Excerpt from a dataset

··········

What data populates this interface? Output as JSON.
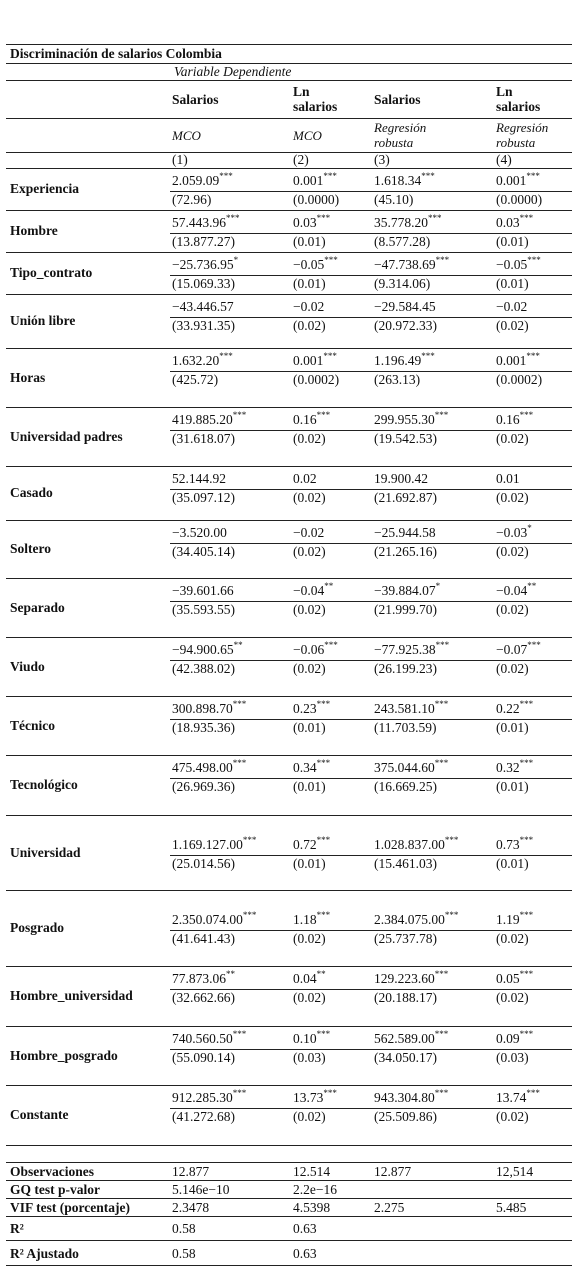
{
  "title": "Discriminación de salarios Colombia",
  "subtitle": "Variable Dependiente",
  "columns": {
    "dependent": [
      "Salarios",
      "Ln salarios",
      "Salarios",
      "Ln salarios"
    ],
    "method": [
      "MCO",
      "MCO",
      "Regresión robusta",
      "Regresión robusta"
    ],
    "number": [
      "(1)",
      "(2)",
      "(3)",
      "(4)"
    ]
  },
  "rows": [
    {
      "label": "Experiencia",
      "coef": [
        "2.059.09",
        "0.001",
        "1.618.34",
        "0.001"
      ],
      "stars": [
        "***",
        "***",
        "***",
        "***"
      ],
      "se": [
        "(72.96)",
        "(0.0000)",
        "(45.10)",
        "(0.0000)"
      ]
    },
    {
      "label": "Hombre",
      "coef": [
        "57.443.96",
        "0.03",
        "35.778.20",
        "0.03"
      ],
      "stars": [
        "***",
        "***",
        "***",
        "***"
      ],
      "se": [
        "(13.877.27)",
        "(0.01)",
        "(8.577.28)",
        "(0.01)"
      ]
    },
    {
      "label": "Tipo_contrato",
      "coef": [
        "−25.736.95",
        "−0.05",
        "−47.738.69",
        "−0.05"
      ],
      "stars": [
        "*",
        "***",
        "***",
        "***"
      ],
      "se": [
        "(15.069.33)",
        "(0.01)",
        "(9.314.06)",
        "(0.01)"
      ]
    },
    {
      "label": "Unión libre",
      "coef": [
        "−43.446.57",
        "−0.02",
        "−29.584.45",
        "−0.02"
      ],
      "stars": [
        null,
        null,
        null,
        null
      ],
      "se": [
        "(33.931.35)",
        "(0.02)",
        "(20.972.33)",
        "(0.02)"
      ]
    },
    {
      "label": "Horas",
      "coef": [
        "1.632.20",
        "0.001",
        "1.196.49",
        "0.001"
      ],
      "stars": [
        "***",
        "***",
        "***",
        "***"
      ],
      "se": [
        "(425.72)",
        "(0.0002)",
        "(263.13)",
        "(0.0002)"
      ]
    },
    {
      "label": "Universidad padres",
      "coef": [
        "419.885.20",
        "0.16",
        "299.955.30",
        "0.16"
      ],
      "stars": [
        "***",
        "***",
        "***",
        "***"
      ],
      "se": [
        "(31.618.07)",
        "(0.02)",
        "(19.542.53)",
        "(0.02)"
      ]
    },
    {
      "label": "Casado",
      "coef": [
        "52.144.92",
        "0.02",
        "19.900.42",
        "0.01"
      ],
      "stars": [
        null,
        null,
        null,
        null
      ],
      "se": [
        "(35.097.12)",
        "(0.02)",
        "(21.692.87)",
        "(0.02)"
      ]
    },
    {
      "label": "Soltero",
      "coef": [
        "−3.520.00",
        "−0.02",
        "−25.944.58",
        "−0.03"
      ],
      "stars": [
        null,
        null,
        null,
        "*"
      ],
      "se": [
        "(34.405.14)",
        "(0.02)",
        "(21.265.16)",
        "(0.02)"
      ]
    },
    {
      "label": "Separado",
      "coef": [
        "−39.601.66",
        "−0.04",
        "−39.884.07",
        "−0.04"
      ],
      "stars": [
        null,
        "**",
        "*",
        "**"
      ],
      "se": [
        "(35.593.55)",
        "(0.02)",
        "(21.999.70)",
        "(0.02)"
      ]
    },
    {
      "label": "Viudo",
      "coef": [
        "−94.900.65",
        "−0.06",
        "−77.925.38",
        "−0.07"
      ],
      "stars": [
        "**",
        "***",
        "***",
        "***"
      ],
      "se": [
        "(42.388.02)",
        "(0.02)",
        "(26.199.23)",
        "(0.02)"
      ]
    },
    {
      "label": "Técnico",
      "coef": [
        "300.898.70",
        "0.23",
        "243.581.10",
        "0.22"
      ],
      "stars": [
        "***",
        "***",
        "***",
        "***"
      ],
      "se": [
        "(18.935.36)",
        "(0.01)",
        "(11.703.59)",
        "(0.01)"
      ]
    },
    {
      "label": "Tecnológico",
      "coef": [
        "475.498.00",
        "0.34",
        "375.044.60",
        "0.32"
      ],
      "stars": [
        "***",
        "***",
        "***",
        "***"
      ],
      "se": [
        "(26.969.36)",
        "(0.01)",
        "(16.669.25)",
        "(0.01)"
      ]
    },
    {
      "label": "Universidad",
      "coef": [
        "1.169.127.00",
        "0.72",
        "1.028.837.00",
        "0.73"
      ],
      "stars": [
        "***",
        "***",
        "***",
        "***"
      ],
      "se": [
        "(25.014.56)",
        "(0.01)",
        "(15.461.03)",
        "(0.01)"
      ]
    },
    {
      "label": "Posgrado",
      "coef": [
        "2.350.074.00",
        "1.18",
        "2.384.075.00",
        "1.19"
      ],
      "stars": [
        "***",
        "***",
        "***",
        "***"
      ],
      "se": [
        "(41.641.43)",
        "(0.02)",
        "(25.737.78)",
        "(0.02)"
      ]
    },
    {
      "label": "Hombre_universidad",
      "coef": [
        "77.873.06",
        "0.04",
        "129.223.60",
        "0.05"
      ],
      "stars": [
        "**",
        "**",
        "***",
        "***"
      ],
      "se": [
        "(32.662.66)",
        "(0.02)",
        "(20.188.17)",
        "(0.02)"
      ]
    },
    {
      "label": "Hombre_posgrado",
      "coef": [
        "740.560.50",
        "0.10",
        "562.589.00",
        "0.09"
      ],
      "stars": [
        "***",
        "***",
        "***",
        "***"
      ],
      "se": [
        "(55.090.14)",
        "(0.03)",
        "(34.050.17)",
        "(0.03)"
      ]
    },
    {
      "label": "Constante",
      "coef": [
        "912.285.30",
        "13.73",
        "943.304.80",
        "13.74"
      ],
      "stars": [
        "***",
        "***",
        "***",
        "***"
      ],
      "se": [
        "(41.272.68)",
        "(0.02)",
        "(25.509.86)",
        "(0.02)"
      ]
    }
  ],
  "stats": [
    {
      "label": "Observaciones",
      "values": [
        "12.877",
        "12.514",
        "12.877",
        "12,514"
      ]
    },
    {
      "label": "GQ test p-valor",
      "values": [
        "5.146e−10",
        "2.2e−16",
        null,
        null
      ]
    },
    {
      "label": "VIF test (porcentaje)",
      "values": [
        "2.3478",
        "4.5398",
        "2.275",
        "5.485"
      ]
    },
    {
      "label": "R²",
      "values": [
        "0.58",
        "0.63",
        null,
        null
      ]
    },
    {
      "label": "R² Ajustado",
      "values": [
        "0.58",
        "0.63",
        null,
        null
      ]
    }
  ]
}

··········

From the records given above, copy all lines containing "test".

= RESPONSE TO THE EXERCISE =
      "label": "GQ test p-valor",
      "label": "VIF test (porcentaje)",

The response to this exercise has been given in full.